**WHAT THE EXERCISE ASKS**
Exactly as written, quote every line that follows, skipping the images.

**RECORDS PROVIDED**
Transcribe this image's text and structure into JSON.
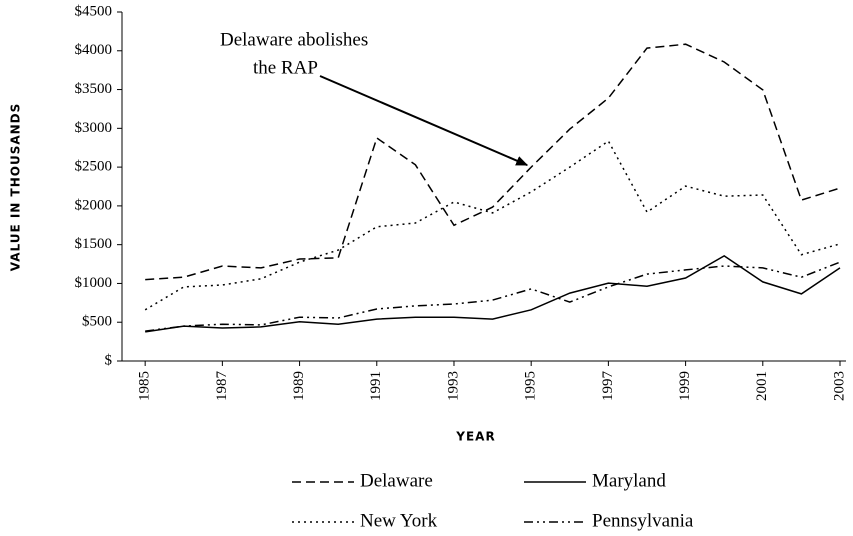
{
  "chart_data": {
    "type": "line",
    "x_label": "YEAR",
    "y_label": "VALUE IN THOUSANDS",
    "annotation": [
      "Delaware abolishes",
      "the RAP"
    ],
    "annotation_target": [
      1995,
      2500
    ],
    "x": [
      1985,
      1986,
      1987,
      1988,
      1989,
      1990,
      1991,
      1992,
      1993,
      1994,
      1995,
      1996,
      1997,
      1998,
      1999,
      2000,
      2001,
      2002,
      2003
    ],
    "xlim": [
      1984.4,
      2003
    ],
    "xticks": [
      1985,
      1987,
      1989,
      1991,
      1993,
      1995,
      1997,
      1999,
      2001,
      2003
    ],
    "ylim": [
      0,
      4500
    ],
    "yticks": [
      {
        "value": 0,
        "label": "$"
      },
      {
        "value": 500,
        "label": "$500"
      },
      {
        "value": 1000,
        "label": "$1000"
      },
      {
        "value": 1500,
        "label": "$1500"
      },
      {
        "value": 2000,
        "label": "$2000"
      },
      {
        "value": 2500,
        "label": "$2500"
      },
      {
        "value": 3000,
        "label": "$3000"
      },
      {
        "value": 3500,
        "label": "$3500"
      },
      {
        "value": 4000,
        "label": "$4000"
      },
      {
        "value": 4500,
        "label": "$4500"
      }
    ],
    "grid": false,
    "series": [
      {
        "name": "Delaware",
        "color": "#000000",
        "dash": "9,5",
        "values": [
          1050,
          1080,
          1225,
          1200,
          1315,
          1330,
          2875,
          2530,
          1750,
          1985,
          2500,
          2990,
          3390,
          4035,
          4085,
          3855,
          3495,
          2075,
          2230
        ]
      },
      {
        "name": "Maryland",
        "color": "#000000",
        "dash": "none",
        "values": [
          375,
          450,
          425,
          440,
          505,
          475,
          540,
          565,
          565,
          540,
          660,
          875,
          1005,
          965,
          1070,
          1355,
          1020,
          865,
          1200
        ]
      },
      {
        "name": "New York",
        "color": "#000000",
        "dash": "2,4",
        "values": [
          660,
          955,
          980,
          1060,
          1275,
          1430,
          1730,
          1780,
          2050,
          1910,
          2180,
          2500,
          2835,
          1920,
          2255,
          2125,
          2140,
          1370,
          1510
        ]
      },
      {
        "name": "Pennsylvania",
        "color": "#000000",
        "dash": "9,4,2,4,2,4",
        "values": [
          385,
          450,
          475,
          465,
          565,
          555,
          670,
          710,
          735,
          785,
          930,
          760,
          955,
          1120,
          1175,
          1225,
          1200,
          1080,
          1275
        ]
      }
    ]
  }
}
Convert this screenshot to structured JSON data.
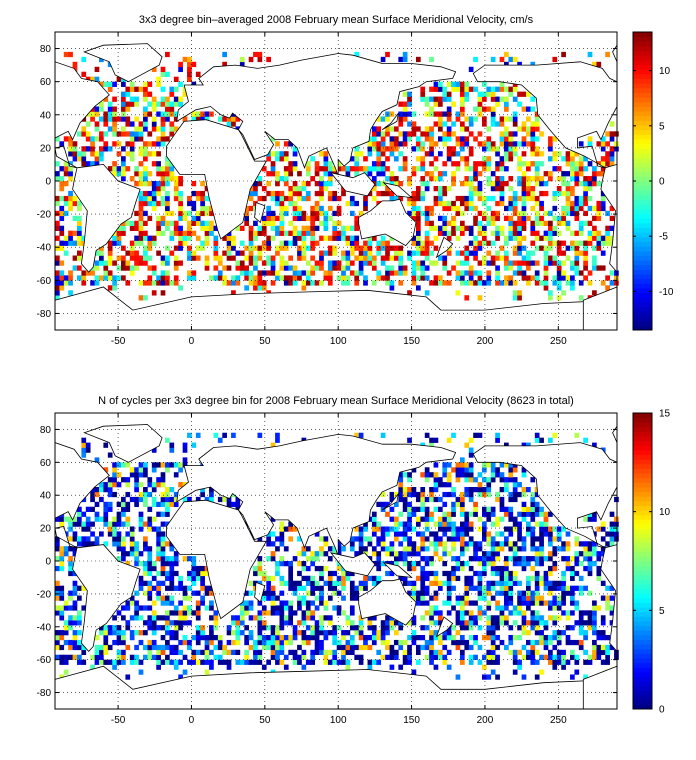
{
  "chart_data": [
    {
      "type": "heatmap",
      "title": "3x3 degree bin–averaged 2008 February mean Surface Meridional Velocity, cm/s",
      "xlabel": "",
      "ylabel": "",
      "xlim": [
        -93,
        290
      ],
      "ylim": [
        -90,
        90
      ],
      "xticks": [
        "-50",
        "0",
        "50",
        "100",
        "150",
        "200",
        "250"
      ],
      "xtick_values": [
        -50,
        0,
        50,
        100,
        150,
        200,
        250
      ],
      "yticks": [
        "80",
        "60",
        "40",
        "20",
        "0",
        "-20",
        "-40",
        "-60",
        "-80"
      ],
      "ytick_values": [
        80,
        60,
        40,
        20,
        0,
        -20,
        -40,
        -60,
        -80
      ],
      "grid": true,
      "bin_size_deg": 3,
      "colorbar": {
        "range": [
          -13.5,
          13.5
        ],
        "ticks": [
          "10",
          "5",
          "0",
          "-5",
          "-10"
        ],
        "tick_values": [
          10,
          5,
          0,
          -5,
          -10
        ],
        "colormap": "jet"
      },
      "cell_fill": 0.55,
      "seed": 2008
    },
    {
      "type": "heatmap",
      "title": "N of cycles per 3x3 degree bin for 2008 February mean Surface Meridional Velocity (8623 in total)",
      "xlabel": "",
      "ylabel": "",
      "xlim": [
        -93,
        290
      ],
      "ylim": [
        -90,
        90
      ],
      "xticks": [
        "-50",
        "0",
        "50",
        "100",
        "150",
        "200",
        "250"
      ],
      "xtick_values": [
        -50,
        0,
        50,
        100,
        150,
        200,
        250
      ],
      "yticks": [
        "80",
        "60",
        "40",
        "20",
        "0",
        "-20",
        "-40",
        "-60",
        "-80"
      ],
      "ytick_values": [
        80,
        60,
        40,
        20,
        0,
        -20,
        -40,
        -60,
        -80
      ],
      "grid": true,
      "bin_size_deg": 3,
      "total_cycles": 8623,
      "colorbar": {
        "range": [
          0,
          15
        ],
        "ticks": [
          "15",
          "10",
          "5",
          "0"
        ],
        "tick_values": [
          15,
          10,
          5,
          0
        ],
        "colormap": "jet"
      },
      "cell_fill": 0.55,
      "seed": 8623
    }
  ]
}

**TASK RESULT**
Transcribe this image's text and structure into JSON.
{
  "chart_data": {
    "type": "line",
    "x_label": "YEAR",
    "y_label": "VALUE IN THOUSANDS",
    "annotation": [
      "Delaware abolishes",
      "the RAP"
    ],
    "annotation_target": [
      1995,
      2500
    ],
    "x": [
      1985,
      1986,
      1987,
      1988,
      1989,
      1990,
      1991,
      1992,
      1993,
      1994,
      1995,
      1996,
      1997,
      1998,
      1999,
      2000,
      2001,
      2002,
      2003
    ],
    "xlim": [
      1984.4,
      2003
    ],
    "xticks": [
      1985,
      1987,
      1989,
      1991,
      1993,
      1995,
      1997,
      1999,
      2001,
      2003
    ],
    "ylim": [
      0,
      4500
    ],
    "yticks": [
      {
        "value": 0,
        "label": "$"
      },
      {
        "value": 500,
        "label": "$500"
      },
      {
        "value": 1000,
        "label": "$1000"
      },
      {
        "value": 1500,
        "label": "$1500"
      },
      {
        "value": 2000,
        "label": "$2000"
      },
      {
        "value": 2500,
        "label": "$2500"
      },
      {
        "value": 3000,
        "label": "$3000"
      },
      {
        "value": 3500,
        "label": "$3500"
      },
      {
        "value": 4000,
        "label": "$4000"
      },
      {
        "value": 4500,
        "label": "$4500"
      }
    ],
    "grid": false,
    "series": [
      {
        "name": "Delaware",
        "color": "#000000",
        "dash": "9,5",
        "values": [
          1050,
          1080,
          1225,
          1200,
          1315,
          1330,
          2875,
          2530,
          1750,
          1985,
          2500,
          2990,
          3390,
          4035,
          4085,
          3855,
          3495,
          2075,
          2230
        ]
      },
      {
        "name": "Maryland",
        "color": "#000000",
        "dash": "none",
        "values": [
          375,
          450,
          425,
          440,
          505,
          475,
          540,
          565,
          565,
          540,
          660,
          875,
          1005,
          965,
          1070,
          1355,
          1020,
          865,
          1200
        ]
      },
      {
        "name": "New York",
        "color": "#000000",
        "dash": "2,4",
        "values": [
          660,
          955,
          980,
          1060,
          1275,
          1430,
          1730,
          1780,
          2050,
          1910,
          2180,
          2500,
          2835,
          1920,
          2255,
          2125,
          2140,
          1370,
          1510
        ]
      },
      {
        "name": "Pennsylvania",
        "color": "#000000",
        "dash": "9,4,2,4,2,4",
        "values": [
          385,
          450,
          475,
          465,
          565,
          555,
          670,
          710,
          735,
          785,
          930,
          760,
          955,
          1120,
          1175,
          1225,
          1200,
          1080,
          1275
        ]
      }
    ]
  }
}
Convert this screenshot to structured JSON data.
{
  "chart_data": [
    {
      "type": "heatmap",
      "title": "3x3 degree bin–averaged 2008 February mean Surface Meridional Velocity, cm/s",
      "xlabel": "",
      "ylabel": "",
      "xlim": [
        -93,
        290
      ],
      "ylim": [
        -90,
        90
      ],
      "xticks": [
        "-50",
        "0",
        "50",
        "100",
        "150",
        "200",
        "250"
      ],
      "xtick_values": [
        -50,
        0,
        50,
        100,
        150,
        200,
        250
      ],
      "yticks": [
        "80",
        "60",
        "40",
        "20",
        "0",
        "-20",
        "-40",
        "-60",
        "-80"
      ],
      "ytick_values": [
        80,
        60,
        40,
        20,
        0,
        -20,
        -40,
        -60,
        -80
      ],
      "grid": true,
      "bin_size_deg": 3,
      "colorbar": {
        "range": [
          -13.5,
          13.5
        ],
        "ticks": [
          "10",
          "5",
          "0",
          "-5",
          "-10"
        ],
        "tick_values": [
          10,
          5,
          0,
          -5,
          -10
        ],
        "colormap": "jet"
      },
      "cell_fill": 0.55,
      "seed": 2008
    },
    {
      "type": "heatmap",
      "title": "N of cycles per 3x3 degree bin for 2008 February mean Surface Meridional Velocity (8623 in total)",
      "xlabel": "",
      "ylabel": "",
      "xlim": [
        -93,
        290
      ],
      "ylim": [
        -90,
        90
      ],
      "xticks": [
        "-50",
        "0",
        "50",
        "100",
        "150",
        "200",
        "250"
      ],
      "xtick_values": [
        -50,
        0,
        50,
        100,
        150,
        200,
        250
      ],
      "yticks": [
        "80",
        "60",
        "40",
        "20",
        "0",
        "-20",
        "-40",
        "-60",
        "-80"
      ],
      "ytick_values": [
        80,
        60,
        40,
        20,
        0,
        -20,
        -40,
        -60,
        -80
      ],
      "grid": true,
      "bin_size_deg": 3,
      "total_cycles": 8623,
      "colorbar": {
        "range": [
          0,
          15
        ],
        "ticks": [
          "15",
          "10",
          "5",
          "0"
        ],
        "tick_values": [
          15,
          10,
          5,
          0
        ],
        "colormap": "jet"
      },
      "cell_fill": 0.55,
      "seed": 8623
    }
  ]
}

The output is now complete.